(Figure collection entries)
───
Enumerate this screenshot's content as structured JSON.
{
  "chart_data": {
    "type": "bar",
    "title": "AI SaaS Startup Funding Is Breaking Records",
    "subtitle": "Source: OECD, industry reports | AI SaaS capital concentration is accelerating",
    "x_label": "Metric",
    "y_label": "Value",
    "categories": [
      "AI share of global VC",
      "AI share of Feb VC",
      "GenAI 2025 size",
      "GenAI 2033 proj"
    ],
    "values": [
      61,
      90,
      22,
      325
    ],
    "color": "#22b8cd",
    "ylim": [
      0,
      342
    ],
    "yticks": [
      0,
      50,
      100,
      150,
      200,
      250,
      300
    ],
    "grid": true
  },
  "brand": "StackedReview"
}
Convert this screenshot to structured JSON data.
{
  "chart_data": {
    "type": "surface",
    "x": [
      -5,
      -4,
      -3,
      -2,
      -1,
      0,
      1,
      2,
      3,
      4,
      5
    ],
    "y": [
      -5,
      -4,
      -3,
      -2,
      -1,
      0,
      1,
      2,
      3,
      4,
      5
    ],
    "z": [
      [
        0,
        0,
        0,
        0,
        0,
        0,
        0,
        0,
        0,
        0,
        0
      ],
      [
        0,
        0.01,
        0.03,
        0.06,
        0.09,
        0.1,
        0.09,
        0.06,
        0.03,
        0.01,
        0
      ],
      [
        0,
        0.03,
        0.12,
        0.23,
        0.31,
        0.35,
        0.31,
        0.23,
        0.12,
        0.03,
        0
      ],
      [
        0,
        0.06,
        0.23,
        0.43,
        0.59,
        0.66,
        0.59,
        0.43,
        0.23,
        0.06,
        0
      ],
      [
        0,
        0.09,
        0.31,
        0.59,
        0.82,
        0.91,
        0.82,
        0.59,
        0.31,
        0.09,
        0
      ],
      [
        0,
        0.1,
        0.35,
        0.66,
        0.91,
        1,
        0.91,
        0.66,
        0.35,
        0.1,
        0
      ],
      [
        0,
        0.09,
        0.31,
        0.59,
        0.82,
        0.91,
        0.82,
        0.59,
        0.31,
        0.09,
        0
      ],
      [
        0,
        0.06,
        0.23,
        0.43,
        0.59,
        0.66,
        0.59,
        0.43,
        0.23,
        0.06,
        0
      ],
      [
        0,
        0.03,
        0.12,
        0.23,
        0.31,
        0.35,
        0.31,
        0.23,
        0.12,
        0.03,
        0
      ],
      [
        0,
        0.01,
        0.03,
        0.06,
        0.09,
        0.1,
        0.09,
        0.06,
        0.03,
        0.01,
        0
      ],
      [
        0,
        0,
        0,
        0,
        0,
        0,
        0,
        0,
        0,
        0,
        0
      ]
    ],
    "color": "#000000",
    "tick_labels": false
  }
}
───
What is asked =
In the entries above, identify each line that includes the string "share", then copy it.

Written answer =
      "AI share of global VC",
      "AI share of Feb VC",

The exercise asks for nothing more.